--- Set exercise 1 ---
Write out the Art Basel article again, beginning at the words "Visitors will also" and stopping after "has to offer.", and switch "souvenirs" to "keepsakes".

--- Selected extract ---
****************************************

Before the galleries switch off to their well-earned summer holiday status, there's just one art fair left on the busy schedules of gallery owners. The season's last annual fair, which will be held June 14-17, is held in the highest esteem by every art dealer – nothing can beat Art Basel's self-confident charm, serious circle of collectors, wide array of art on offer, and the city's collective creativity. This is the 43rd year for Art Basel in Switzerland, and the date has already long been marked in the calendars of art fair regulars. (Unsurprisingly, it's nearly impossible to reserve a hotel room in the city for that period already six months prior.) It goes without saying that visitors should prepare themselves for a rich dose of creative energy – this year, there will be 300 participating galleries, their expositions filled with the works of more than 2500 artists. The list of galleries includes such international big-names as Gagosian Gallery (New York, London, Paris, Hong Kong, etc.), Hauser & Wirth (London, Zurich, New York),Galerie Perrotin (Paris, Hong Kong), The Pace Gallery (New York, Beijing, London), White Cube (London, Hong Kong) and Marlborough Fine Art (New York, Madrid, Barcelona, etc.).
Cajsa von Zeipel
A Substantial Program
The fair's program is already quite full with just the main exhibition area – “Art Galleries”, but there's also the “Art Statements” section, which features solo expositions by new artists, and the “Art Feature” section, which is put together by curators. And, of course, there's “Art Unlimited” – the part of the fair designated for large-format installations, grandiose sculptures and live performances – created this year by the famous New York curator, Gianni Jetzer. “Art Parcours”, which is a collection of art objects tailored to the urban landscape and dispersed among various art spots in Basel, has been entrusted to Jens Hoffmann, Director of the CCA Wattis Institute in San Francisco. This year's “Art Parcours” includes the latest work by the Danish artist Simon Dybbroe Møller – “Animate V” (sited at St. Johanns-Rheinweg 55); the Swedish artist Henrik Håkansson's 2008 video work “Monarch – The Eternal” (showing at Water Pump Station); and the installation “La 600” (sited at St. Johanns-Vorstadt), by the Swedish-born Aleksandra Mir.
Visitors will also have opportunity to become acquainted with the latest art publications in the section “Art Magazines”, watch artistic cinema at “Art Film”, and purchase souvenirs from the fair at “Art Edition”, which carries considerably more affordable pieces of art (prints, photographs, posters). In any case, one day is simply not enough time to take in all that the fair has to offer.

****************************************

--- Saved data entries ---
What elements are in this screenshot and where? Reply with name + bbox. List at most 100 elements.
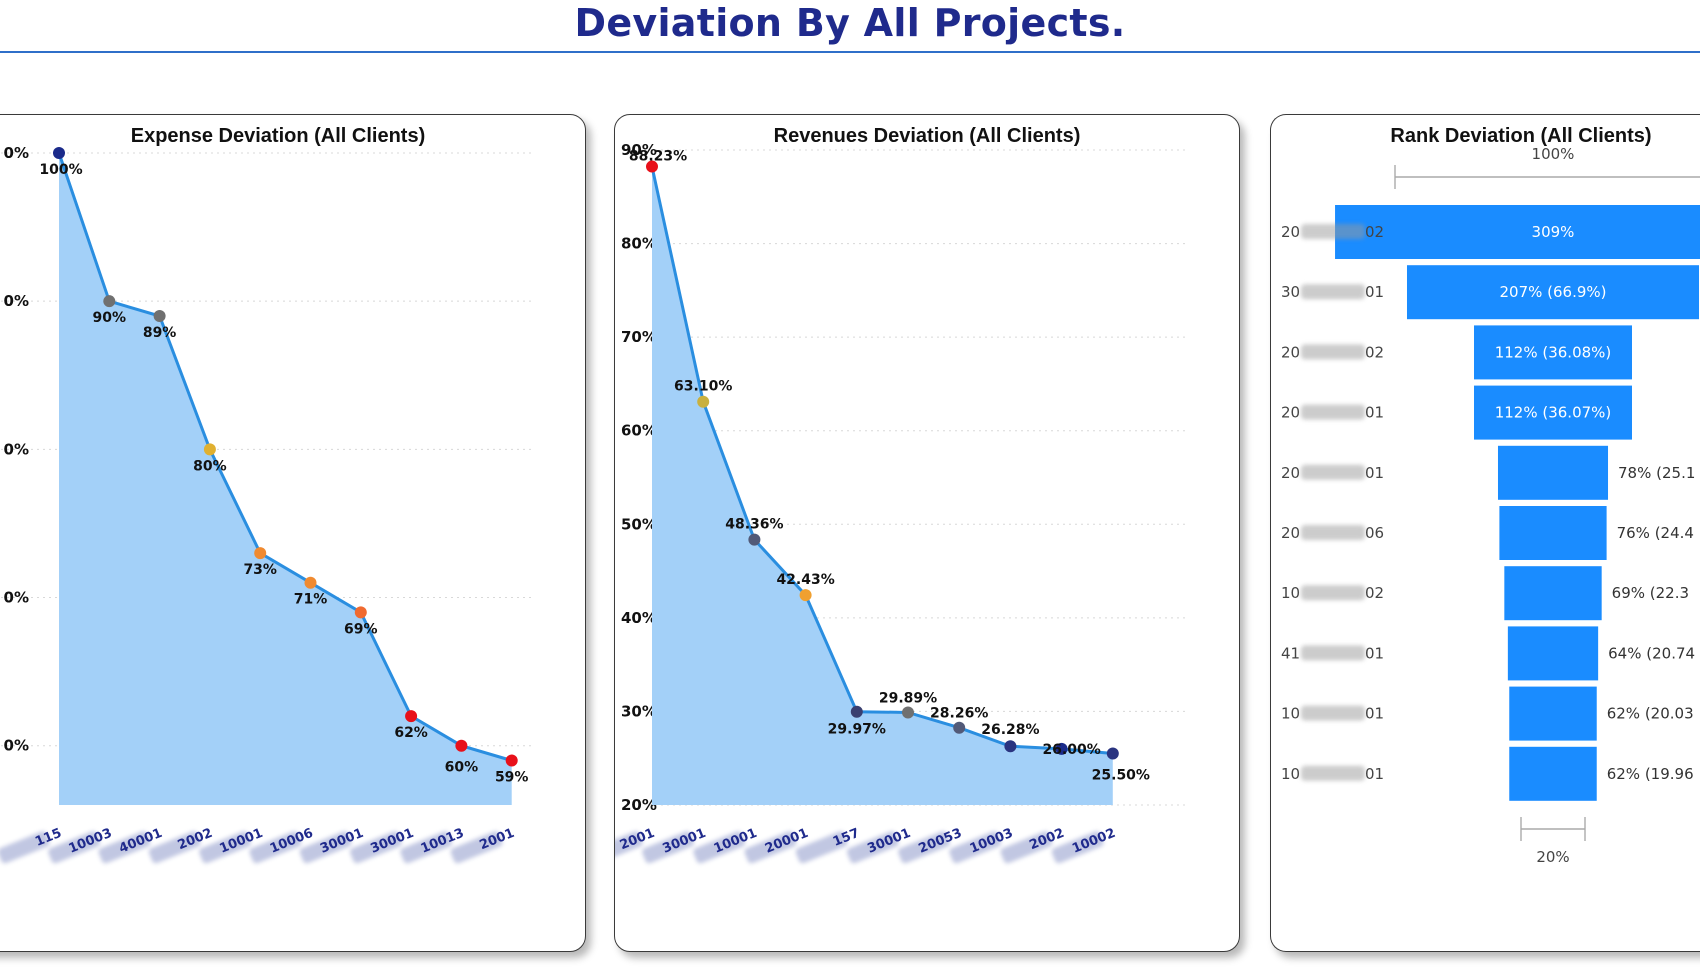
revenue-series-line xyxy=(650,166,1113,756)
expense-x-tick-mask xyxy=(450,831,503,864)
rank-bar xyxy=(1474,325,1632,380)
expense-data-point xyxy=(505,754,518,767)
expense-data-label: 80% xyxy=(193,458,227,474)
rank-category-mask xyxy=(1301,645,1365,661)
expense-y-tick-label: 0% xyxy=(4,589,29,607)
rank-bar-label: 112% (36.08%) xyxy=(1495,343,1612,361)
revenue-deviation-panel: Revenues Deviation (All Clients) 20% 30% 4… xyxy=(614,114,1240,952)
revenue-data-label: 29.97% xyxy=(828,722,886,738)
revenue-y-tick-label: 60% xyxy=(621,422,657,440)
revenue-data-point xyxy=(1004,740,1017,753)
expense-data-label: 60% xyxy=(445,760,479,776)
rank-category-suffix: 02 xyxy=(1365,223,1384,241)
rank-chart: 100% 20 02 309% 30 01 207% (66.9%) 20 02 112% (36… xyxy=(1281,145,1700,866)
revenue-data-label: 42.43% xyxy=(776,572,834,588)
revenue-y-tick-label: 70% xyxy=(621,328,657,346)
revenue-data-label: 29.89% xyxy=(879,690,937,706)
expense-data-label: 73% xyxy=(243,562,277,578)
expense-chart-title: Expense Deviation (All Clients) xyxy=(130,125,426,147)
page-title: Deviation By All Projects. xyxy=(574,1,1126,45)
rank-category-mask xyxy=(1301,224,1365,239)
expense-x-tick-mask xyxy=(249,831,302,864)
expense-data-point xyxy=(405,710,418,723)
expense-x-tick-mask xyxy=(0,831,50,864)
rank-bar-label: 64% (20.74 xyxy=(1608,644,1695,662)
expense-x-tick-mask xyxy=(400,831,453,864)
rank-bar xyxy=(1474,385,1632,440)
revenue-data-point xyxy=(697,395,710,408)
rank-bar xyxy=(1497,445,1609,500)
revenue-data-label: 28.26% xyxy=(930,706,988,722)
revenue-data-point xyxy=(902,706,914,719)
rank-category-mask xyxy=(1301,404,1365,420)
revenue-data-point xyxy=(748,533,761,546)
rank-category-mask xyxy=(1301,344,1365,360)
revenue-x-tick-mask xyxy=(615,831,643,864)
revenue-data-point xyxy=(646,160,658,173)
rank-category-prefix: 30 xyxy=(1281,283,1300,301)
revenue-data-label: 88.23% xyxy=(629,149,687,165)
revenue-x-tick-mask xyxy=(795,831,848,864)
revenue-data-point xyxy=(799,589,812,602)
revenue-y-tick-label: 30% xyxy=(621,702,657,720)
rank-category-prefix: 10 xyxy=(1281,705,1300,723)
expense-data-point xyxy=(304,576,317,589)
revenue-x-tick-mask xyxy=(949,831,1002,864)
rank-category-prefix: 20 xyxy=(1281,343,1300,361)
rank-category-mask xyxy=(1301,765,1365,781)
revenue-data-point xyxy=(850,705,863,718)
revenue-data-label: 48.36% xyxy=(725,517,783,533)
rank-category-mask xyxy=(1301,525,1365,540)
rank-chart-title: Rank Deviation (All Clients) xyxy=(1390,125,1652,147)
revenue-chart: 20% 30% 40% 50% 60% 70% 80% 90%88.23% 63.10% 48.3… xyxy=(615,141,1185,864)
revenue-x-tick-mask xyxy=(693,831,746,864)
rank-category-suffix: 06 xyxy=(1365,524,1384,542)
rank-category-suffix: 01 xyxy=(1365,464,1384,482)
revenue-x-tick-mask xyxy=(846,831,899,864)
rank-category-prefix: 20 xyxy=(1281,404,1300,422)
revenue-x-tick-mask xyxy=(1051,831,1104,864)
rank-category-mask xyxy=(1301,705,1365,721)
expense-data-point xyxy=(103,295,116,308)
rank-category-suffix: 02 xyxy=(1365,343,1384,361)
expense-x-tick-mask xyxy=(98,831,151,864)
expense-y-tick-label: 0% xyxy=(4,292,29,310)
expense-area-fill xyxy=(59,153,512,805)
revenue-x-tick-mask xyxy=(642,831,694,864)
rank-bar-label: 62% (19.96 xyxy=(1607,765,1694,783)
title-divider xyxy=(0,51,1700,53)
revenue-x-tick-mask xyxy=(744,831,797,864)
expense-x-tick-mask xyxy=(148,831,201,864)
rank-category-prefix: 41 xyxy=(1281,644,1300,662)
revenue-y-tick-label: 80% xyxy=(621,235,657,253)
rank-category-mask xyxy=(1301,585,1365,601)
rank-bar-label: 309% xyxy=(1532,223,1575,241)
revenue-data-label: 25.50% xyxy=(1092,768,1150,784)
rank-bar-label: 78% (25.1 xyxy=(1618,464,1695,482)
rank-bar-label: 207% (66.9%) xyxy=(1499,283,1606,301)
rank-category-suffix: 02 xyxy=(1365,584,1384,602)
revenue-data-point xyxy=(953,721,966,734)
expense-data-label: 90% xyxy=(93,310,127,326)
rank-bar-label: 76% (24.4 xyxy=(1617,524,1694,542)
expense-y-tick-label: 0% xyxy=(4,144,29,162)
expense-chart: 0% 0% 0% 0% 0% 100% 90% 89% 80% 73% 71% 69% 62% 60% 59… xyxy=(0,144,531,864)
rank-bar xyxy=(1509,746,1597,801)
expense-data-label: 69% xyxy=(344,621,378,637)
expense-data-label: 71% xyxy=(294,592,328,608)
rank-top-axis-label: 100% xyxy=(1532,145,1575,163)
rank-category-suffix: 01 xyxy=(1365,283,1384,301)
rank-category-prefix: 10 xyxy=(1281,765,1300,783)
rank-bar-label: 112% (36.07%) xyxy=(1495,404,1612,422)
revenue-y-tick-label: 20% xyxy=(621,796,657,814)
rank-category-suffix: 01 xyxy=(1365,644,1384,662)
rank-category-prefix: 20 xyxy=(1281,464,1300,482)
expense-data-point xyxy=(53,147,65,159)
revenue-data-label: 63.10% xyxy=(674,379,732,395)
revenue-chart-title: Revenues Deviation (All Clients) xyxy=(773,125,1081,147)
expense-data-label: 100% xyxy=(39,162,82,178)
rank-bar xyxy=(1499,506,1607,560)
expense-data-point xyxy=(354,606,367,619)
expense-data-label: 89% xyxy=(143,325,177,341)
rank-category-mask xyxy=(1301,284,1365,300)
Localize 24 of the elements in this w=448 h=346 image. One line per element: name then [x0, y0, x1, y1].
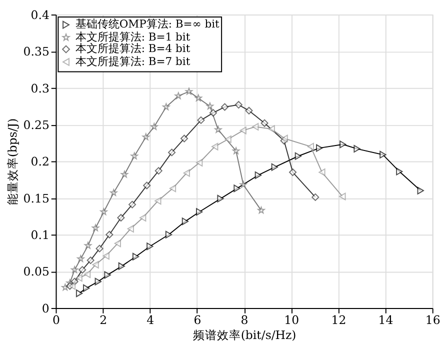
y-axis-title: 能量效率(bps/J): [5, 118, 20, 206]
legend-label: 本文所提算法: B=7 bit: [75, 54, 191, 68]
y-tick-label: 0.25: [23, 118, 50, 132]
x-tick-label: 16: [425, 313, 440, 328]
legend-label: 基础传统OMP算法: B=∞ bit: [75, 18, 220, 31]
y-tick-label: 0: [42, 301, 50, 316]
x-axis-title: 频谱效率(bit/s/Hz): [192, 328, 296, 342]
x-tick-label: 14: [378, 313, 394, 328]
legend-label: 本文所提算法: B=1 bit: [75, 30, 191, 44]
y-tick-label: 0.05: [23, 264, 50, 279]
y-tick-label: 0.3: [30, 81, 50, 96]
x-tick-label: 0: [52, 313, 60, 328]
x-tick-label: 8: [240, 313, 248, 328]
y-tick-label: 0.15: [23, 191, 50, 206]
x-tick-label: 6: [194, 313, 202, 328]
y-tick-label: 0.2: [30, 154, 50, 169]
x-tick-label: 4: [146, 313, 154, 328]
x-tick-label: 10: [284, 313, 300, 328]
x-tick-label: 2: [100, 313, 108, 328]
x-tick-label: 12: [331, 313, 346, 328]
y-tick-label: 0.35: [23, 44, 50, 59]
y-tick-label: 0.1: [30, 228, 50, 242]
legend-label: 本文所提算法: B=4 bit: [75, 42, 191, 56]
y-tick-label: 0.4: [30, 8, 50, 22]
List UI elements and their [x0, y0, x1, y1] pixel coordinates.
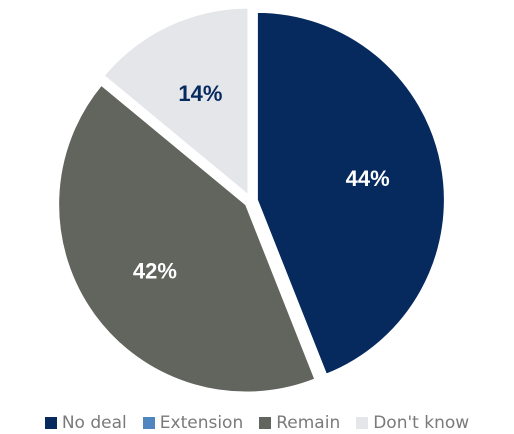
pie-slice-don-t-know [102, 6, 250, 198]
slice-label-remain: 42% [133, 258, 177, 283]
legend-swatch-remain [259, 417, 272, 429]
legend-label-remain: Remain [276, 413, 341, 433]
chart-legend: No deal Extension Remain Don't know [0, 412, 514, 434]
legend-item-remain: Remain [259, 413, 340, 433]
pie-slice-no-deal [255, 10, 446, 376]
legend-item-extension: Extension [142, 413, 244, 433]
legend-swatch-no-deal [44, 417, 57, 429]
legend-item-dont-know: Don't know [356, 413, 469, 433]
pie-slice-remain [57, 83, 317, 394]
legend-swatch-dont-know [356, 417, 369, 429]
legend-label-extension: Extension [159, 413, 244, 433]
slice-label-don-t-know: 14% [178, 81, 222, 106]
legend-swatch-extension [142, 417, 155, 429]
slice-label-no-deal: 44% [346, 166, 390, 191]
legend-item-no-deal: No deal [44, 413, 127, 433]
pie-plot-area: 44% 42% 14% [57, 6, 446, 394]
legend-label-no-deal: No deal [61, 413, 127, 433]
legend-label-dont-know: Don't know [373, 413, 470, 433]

****************************************

--- Set exercise 2 ---
Copy the saved data entries exactly as lines, starting at the line that has "pie-slice-don-t-know [102, 6, 250, 198]" and running through the last line of the entries.

--- Worked solution 1 ---
Visitors will also have opportunity to become acquainted with the latest art publications in the section “Art Magazines”, watch artistic cinema at “Art Film”, and purchase keepsakes from the fair at “Art Edition”, which carries considerably more affordable pieces of art (prints, photographs, posters). In any case, one day is simply not enough time to take in all that the fair has to offer.

--- Worked solution 2 ---
pie-slice-don-t-know [102, 6, 250, 198]
slice-label-remain: 42% [133, 258, 177, 283]
legend-swatch-remain [259, 417, 272, 429]
legend-label-remain: Remain [276, 413, 341, 433]
chart-legend: No deal Extension Remain Don't know [0, 412, 514, 434]
legend-item-remain: Remain [259, 413, 340, 433]
pie-slice-no-deal [255, 10, 446, 376]
legend-item-extension: Extension [142, 413, 244, 433]
legend-swatch-no-deal [44, 417, 57, 429]
legend-item-dont-know: Don't know [356, 413, 469, 433]
pie-slice-remain [57, 83, 317, 394]
legend-swatch-dont-know [356, 417, 369, 429]
legend-label-extension: Extension [159, 413, 244, 433]
slice-label-don-t-know: 14% [178, 81, 222, 106]
legend-swatch-extension [142, 417, 155, 429]
slice-label-no-deal: 44% [346, 166, 390, 191]
legend-item-no-deal: No deal [44, 413, 127, 433]
pie-plot-area: 44% 42% 14% [57, 6, 446, 394]
legend-label-no-deal: No deal [61, 413, 127, 433]
legend-label-dont-know: Don't know [373, 413, 470, 433]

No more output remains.